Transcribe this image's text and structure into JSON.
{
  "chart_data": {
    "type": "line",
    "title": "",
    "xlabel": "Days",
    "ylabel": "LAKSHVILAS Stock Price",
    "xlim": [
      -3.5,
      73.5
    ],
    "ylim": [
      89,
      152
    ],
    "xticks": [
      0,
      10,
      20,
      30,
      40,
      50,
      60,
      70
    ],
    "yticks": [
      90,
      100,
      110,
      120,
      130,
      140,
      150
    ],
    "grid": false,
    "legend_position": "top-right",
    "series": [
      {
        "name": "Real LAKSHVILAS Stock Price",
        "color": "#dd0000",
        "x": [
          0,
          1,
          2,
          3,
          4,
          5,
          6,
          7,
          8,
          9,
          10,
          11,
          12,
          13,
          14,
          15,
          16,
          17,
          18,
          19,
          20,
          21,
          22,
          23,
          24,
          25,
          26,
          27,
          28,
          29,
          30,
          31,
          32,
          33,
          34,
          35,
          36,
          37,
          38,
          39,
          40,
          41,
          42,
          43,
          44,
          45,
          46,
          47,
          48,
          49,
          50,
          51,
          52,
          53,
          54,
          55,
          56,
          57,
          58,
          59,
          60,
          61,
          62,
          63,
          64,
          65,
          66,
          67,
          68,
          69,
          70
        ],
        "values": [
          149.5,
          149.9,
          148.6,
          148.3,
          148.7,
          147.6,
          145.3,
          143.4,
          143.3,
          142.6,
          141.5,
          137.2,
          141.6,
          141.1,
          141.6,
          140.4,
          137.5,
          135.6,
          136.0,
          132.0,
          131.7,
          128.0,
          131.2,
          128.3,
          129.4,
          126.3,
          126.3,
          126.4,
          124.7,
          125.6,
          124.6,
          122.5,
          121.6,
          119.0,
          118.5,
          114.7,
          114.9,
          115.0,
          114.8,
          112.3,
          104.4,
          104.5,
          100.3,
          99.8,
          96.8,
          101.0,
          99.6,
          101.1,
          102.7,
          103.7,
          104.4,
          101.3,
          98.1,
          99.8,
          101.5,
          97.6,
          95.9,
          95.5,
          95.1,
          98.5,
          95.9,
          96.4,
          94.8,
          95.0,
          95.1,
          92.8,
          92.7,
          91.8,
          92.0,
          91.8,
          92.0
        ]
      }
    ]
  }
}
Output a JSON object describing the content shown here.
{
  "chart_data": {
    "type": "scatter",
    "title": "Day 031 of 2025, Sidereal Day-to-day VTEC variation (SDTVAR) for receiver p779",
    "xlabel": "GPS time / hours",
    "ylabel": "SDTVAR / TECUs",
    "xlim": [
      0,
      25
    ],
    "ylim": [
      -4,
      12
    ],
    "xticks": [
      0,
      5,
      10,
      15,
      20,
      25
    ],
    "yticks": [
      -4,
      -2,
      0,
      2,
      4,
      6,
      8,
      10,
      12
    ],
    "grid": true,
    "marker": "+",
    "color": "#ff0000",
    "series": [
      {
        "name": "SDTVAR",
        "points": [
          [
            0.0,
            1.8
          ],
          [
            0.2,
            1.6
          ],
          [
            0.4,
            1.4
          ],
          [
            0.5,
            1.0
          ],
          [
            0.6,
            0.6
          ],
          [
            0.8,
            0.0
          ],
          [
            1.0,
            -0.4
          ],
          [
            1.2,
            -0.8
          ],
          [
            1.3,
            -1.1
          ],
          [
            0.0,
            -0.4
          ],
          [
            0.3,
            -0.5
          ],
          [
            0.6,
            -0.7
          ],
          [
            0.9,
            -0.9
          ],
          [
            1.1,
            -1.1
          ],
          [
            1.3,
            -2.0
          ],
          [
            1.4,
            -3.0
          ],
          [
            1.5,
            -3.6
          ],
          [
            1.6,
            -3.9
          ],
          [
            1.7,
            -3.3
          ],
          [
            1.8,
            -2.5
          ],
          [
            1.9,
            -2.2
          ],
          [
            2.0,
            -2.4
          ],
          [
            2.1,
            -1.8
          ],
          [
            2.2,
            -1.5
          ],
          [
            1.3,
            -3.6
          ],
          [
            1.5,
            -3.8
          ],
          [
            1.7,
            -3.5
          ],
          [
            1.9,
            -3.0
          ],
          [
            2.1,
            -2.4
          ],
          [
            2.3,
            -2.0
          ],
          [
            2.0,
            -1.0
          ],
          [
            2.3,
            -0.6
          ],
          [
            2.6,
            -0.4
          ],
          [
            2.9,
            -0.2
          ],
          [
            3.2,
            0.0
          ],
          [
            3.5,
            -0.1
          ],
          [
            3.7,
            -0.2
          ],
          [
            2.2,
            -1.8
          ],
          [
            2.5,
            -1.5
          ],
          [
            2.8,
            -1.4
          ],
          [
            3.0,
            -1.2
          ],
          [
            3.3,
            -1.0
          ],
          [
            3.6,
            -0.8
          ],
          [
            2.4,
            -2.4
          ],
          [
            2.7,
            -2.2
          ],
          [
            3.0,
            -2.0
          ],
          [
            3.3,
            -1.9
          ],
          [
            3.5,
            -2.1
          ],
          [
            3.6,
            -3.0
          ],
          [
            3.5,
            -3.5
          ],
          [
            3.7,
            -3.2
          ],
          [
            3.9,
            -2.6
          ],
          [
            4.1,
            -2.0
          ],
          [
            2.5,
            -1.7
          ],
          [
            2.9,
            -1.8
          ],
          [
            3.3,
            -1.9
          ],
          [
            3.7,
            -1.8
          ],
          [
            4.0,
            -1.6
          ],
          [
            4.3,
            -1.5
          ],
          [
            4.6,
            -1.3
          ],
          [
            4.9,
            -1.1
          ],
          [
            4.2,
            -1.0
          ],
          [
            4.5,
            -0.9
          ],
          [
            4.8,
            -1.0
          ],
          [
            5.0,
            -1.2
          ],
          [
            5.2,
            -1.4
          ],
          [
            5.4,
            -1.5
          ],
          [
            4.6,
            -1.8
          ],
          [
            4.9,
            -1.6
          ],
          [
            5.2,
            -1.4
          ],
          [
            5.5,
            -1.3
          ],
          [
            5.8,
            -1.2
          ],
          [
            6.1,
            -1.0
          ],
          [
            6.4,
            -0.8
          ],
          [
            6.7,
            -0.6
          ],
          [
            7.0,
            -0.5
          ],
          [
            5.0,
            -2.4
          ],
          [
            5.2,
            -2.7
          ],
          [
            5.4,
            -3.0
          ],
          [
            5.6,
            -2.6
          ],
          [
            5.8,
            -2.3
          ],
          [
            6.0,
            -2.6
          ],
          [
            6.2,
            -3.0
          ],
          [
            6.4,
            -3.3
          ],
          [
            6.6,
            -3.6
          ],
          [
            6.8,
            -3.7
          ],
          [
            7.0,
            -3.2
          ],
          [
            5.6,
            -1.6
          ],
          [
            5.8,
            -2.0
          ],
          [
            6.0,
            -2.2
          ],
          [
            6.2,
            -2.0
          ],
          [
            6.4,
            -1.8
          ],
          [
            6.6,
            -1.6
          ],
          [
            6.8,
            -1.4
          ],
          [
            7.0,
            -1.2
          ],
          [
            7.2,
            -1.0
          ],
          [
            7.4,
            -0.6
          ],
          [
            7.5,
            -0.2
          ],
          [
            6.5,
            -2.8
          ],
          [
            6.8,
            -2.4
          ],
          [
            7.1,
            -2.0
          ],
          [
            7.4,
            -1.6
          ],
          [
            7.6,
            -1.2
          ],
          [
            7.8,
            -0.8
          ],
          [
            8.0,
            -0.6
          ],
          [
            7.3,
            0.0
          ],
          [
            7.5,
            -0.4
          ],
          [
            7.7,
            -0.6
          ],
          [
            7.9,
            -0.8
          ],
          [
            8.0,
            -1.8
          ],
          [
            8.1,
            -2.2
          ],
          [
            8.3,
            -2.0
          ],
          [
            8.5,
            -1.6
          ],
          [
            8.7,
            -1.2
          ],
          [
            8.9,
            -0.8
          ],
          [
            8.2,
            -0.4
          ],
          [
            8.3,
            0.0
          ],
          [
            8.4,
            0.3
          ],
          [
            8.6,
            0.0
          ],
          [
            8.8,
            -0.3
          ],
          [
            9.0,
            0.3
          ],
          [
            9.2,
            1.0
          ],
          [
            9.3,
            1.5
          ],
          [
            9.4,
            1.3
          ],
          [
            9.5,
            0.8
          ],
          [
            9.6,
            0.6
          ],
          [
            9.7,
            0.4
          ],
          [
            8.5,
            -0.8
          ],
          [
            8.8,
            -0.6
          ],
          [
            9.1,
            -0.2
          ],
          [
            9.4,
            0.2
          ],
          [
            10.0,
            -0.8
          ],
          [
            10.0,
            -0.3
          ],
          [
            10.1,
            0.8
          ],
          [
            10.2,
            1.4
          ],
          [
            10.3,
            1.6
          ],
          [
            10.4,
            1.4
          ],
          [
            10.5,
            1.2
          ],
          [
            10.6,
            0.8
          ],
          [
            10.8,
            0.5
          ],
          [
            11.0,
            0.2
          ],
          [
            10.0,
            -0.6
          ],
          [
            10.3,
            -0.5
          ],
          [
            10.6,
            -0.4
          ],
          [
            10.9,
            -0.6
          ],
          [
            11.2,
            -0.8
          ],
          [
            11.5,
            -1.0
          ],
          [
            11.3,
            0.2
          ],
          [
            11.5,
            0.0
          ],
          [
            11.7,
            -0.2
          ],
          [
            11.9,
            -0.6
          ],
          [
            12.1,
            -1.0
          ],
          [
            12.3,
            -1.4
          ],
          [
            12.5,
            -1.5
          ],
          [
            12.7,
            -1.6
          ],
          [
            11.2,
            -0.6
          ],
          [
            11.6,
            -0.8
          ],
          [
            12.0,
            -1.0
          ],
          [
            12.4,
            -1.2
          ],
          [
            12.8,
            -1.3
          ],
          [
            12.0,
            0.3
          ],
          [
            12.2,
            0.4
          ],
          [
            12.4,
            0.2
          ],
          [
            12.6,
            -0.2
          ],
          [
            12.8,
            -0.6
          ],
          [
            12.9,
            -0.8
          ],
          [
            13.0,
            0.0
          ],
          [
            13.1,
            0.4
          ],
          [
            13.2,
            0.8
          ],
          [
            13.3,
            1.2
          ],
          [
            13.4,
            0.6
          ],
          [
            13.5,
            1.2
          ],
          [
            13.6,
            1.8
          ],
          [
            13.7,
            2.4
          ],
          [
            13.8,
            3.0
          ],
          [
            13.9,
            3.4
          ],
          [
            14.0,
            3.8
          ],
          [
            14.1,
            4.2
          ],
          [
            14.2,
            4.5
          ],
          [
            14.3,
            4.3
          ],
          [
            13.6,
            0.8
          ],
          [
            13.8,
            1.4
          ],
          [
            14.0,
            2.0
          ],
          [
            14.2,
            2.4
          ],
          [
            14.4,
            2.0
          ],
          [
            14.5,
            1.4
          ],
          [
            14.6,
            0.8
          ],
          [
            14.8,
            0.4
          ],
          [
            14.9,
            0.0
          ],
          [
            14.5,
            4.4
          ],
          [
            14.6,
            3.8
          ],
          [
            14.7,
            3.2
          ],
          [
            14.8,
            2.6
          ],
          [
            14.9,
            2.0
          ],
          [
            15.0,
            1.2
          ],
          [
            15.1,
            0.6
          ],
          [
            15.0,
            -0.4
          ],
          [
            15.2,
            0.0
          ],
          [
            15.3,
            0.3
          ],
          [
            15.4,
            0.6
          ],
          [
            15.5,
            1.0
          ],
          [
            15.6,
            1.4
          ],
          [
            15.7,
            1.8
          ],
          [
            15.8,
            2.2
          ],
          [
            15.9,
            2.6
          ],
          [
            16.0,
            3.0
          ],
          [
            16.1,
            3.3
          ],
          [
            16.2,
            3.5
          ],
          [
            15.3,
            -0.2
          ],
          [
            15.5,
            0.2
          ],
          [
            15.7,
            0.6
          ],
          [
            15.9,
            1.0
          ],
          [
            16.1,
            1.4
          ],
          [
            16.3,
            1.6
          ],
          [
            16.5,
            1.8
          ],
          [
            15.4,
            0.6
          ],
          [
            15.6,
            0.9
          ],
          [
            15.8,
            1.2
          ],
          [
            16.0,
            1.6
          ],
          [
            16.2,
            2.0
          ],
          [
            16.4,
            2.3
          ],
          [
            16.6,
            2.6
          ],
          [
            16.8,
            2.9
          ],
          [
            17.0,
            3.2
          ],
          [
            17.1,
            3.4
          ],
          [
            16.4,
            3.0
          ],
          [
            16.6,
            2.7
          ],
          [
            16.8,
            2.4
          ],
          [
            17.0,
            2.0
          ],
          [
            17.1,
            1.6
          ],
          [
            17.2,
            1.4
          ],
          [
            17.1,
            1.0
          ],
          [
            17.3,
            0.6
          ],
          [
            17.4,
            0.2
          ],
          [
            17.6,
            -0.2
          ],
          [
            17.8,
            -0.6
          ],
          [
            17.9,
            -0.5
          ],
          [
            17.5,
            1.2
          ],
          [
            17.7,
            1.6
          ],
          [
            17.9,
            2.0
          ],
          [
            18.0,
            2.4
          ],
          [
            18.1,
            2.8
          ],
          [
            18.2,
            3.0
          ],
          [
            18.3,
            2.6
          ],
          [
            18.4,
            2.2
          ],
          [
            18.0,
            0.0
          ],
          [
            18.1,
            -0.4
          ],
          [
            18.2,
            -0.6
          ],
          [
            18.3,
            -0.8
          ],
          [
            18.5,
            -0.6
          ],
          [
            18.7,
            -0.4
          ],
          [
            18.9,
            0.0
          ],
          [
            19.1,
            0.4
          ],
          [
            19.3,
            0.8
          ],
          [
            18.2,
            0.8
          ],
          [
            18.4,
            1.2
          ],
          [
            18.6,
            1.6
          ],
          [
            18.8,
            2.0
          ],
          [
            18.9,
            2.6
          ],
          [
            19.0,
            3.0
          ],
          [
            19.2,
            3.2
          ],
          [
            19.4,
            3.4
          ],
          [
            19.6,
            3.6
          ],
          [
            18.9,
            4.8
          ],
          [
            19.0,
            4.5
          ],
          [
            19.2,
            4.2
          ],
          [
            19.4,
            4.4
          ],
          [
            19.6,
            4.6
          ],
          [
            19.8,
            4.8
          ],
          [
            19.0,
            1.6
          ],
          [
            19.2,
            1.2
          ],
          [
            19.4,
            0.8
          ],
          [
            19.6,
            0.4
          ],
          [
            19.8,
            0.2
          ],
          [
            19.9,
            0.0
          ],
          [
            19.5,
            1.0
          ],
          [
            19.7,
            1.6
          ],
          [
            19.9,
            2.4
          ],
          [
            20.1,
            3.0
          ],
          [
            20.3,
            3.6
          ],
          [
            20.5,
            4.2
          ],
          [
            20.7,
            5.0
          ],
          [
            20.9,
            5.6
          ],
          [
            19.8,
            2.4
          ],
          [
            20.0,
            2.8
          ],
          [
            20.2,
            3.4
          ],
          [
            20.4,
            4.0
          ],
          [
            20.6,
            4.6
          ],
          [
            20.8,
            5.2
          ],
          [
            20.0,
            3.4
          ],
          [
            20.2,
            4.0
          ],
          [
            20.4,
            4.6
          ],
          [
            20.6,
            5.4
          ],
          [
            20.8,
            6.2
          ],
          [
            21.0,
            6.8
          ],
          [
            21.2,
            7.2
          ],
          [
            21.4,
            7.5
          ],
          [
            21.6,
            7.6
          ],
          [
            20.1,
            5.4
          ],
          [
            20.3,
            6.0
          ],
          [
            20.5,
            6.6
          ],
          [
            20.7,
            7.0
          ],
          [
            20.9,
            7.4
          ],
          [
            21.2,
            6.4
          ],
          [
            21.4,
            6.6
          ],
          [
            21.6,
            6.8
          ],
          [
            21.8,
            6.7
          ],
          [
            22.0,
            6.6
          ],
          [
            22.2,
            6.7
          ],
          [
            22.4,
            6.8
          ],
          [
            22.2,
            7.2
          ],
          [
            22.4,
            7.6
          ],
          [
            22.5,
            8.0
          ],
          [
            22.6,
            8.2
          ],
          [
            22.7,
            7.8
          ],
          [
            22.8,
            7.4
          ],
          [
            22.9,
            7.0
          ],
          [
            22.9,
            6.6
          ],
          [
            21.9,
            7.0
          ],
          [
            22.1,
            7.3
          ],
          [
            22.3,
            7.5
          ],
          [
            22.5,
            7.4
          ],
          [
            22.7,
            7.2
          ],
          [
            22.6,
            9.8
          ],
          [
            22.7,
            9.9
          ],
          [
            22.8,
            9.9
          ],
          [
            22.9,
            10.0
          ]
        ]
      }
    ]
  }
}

§ **EXERCISE AIM**: From the listing above, collect each line in which the string "Stock" appears.

§ **OUTPUT FOR THIS EXERCISE**:
    "ylabel": "LAKSHVILAS Stock Price",
        "name": "Real LAKSHVILAS Stock Price",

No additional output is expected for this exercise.